**Instructions for the task**
Gather, from the listing beneath this task, every line holding the string "Crisis".

**Material to process**
===============

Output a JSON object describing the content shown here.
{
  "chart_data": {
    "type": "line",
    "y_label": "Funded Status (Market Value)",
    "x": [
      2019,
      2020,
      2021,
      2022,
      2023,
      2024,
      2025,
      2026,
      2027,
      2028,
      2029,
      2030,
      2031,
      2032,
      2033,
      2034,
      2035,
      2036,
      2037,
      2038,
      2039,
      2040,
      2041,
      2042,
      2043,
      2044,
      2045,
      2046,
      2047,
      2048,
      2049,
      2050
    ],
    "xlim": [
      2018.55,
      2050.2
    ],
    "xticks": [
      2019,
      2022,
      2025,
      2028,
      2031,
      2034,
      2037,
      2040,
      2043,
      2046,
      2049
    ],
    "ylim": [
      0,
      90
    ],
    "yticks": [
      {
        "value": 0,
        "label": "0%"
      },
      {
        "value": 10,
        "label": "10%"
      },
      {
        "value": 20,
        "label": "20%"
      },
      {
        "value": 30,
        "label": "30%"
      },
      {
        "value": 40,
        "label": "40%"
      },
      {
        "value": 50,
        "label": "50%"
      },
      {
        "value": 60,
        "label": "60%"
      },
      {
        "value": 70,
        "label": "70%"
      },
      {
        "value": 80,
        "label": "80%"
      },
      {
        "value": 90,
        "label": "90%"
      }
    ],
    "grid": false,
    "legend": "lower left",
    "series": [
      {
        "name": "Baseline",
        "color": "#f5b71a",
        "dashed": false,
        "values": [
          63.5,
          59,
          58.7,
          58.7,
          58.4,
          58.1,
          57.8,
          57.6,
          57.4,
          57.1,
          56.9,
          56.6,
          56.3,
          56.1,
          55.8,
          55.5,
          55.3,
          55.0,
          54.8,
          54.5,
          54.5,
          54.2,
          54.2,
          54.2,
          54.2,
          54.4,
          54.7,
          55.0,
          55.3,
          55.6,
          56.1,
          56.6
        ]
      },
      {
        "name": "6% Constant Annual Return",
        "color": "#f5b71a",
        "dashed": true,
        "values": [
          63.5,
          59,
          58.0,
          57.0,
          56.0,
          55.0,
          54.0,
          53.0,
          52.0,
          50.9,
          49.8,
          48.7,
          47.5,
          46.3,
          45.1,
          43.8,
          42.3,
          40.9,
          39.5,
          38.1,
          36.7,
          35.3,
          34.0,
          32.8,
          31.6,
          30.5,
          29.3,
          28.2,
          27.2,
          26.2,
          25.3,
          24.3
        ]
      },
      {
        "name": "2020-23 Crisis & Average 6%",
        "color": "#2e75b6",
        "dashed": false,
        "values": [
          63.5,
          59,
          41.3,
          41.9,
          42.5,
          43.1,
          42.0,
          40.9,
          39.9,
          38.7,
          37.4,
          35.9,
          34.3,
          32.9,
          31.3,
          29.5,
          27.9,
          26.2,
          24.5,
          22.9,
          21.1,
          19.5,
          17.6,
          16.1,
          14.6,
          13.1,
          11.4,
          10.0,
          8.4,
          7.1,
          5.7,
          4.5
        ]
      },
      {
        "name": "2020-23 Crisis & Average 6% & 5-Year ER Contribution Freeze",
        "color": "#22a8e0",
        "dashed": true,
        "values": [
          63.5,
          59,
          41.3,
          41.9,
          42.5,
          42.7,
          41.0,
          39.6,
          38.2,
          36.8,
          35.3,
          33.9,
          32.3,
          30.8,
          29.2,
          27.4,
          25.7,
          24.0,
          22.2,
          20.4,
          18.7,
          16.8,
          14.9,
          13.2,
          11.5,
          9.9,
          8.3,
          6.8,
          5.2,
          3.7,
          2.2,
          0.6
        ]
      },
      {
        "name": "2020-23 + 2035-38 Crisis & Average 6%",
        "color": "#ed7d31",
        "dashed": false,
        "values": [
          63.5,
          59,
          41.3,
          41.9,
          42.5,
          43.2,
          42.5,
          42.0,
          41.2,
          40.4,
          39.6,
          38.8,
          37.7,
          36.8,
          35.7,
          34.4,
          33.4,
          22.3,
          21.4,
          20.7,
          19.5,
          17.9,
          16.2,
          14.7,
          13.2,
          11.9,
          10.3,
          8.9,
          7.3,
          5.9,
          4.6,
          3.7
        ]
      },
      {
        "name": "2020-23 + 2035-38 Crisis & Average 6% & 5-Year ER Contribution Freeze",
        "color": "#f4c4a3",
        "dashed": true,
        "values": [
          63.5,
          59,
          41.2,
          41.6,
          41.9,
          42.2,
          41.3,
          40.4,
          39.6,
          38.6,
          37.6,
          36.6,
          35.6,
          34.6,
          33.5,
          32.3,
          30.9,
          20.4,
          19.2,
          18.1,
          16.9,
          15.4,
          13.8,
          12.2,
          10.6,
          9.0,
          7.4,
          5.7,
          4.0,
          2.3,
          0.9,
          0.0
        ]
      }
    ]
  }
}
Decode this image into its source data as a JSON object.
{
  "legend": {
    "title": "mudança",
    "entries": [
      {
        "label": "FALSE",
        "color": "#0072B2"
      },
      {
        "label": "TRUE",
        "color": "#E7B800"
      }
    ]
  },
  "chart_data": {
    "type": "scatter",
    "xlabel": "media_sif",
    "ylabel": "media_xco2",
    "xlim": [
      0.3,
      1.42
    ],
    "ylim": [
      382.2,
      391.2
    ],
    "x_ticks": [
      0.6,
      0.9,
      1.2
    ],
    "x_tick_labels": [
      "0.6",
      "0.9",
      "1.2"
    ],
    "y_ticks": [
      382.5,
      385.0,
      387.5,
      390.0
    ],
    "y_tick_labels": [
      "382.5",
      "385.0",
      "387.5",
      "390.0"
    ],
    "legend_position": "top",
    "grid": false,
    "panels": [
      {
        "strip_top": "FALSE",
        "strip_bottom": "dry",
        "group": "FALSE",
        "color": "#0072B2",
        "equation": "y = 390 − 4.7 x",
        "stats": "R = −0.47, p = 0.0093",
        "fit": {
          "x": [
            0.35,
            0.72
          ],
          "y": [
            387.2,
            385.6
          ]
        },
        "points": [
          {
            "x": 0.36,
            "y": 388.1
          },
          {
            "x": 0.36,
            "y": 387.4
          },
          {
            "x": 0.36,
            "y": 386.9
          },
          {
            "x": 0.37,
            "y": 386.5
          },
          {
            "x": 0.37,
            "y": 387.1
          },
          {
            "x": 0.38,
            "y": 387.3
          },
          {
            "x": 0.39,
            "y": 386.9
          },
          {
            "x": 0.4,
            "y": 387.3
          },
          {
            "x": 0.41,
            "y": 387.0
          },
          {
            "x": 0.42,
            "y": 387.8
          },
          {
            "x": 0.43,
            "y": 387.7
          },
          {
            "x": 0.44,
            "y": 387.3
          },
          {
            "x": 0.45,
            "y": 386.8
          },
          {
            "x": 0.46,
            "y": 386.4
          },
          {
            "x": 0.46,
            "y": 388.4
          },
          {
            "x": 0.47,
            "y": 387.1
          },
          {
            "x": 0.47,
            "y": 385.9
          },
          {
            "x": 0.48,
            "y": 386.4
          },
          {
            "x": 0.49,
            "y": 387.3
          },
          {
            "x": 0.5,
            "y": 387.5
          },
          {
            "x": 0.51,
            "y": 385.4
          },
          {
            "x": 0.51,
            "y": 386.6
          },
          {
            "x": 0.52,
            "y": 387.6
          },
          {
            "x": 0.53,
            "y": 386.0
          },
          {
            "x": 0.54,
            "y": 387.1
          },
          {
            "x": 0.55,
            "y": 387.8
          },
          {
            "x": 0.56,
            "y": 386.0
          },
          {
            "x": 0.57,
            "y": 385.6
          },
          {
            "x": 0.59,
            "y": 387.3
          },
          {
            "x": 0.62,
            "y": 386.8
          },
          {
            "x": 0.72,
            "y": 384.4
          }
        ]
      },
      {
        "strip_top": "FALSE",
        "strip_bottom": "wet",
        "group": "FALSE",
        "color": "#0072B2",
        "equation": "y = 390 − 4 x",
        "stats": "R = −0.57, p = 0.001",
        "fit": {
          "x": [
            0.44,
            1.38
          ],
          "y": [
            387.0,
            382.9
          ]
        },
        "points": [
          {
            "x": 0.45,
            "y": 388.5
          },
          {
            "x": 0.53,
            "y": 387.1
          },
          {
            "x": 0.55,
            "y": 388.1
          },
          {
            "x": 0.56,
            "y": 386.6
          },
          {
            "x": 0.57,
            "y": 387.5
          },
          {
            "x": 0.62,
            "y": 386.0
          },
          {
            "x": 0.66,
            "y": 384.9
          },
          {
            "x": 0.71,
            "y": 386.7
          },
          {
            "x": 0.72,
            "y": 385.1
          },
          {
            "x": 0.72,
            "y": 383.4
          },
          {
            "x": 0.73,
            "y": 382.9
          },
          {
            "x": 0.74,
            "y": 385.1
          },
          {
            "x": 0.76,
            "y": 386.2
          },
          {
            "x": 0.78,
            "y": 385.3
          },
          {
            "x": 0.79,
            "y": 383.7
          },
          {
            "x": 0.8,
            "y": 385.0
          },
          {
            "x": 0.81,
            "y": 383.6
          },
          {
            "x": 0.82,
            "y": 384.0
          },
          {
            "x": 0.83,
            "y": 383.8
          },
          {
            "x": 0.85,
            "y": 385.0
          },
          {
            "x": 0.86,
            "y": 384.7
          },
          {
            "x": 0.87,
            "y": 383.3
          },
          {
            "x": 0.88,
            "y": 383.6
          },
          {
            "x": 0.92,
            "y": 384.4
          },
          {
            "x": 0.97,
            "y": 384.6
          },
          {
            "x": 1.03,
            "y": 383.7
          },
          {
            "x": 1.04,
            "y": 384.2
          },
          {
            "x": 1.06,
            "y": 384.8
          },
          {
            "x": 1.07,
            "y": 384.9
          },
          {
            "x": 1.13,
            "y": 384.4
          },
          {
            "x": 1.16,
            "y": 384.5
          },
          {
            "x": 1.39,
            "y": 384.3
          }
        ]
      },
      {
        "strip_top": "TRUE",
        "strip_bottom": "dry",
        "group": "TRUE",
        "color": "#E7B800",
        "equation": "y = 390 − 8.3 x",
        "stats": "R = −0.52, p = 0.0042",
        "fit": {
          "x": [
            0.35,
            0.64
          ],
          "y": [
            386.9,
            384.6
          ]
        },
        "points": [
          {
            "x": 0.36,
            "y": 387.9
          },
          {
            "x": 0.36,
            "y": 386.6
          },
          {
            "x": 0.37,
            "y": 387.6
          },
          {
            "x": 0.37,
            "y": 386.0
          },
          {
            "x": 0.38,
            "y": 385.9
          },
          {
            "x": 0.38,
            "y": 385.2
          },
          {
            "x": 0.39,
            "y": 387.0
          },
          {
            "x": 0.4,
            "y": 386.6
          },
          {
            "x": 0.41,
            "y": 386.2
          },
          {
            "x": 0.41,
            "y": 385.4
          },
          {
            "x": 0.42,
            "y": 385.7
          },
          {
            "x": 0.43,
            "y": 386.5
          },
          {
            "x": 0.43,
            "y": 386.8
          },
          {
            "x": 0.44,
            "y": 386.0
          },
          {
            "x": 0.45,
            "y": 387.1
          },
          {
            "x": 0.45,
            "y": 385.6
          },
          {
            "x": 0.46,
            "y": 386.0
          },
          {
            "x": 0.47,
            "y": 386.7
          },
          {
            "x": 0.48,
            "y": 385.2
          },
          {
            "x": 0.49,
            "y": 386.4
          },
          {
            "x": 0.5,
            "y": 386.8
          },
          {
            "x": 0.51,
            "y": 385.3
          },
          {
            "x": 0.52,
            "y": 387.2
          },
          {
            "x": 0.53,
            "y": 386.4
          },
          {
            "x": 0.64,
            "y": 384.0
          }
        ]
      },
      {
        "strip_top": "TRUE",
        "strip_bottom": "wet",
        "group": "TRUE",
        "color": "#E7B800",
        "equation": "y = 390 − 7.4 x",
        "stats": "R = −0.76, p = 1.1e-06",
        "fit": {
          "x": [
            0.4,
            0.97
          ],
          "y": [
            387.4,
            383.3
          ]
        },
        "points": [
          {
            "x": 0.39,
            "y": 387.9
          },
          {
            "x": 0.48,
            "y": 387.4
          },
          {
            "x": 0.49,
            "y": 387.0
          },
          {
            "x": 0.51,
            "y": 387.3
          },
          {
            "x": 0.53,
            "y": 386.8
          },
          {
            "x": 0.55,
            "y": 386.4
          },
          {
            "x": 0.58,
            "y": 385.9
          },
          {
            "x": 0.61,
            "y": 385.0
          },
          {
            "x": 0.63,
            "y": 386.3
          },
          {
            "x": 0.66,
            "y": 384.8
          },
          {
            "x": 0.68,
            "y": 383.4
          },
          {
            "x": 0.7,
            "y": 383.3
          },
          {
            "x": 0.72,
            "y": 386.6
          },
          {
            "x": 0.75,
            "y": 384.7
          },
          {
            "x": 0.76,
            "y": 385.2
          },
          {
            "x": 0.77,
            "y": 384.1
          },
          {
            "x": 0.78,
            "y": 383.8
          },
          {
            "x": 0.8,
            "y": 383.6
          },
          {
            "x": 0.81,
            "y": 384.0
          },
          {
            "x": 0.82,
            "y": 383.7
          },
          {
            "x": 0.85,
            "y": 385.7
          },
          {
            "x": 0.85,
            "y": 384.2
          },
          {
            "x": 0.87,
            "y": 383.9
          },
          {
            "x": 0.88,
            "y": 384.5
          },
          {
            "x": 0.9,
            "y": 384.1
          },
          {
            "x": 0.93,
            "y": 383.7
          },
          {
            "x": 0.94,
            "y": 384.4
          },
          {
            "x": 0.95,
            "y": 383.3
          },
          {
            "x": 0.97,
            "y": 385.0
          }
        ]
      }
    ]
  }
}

===============

**Written response**
        "name": "2020-23 Crisis & Average 6%",
        "name": "2020-23 Crisis & Average 6% & 5-Year ER Contribution Freeze",
        "name": "2020-23 + 2035-38 Crisis & Average 6%",
        "name": "2020-23 + 2035-38 Crisis & Average 6% & 5-Year ER Contribution Freeze",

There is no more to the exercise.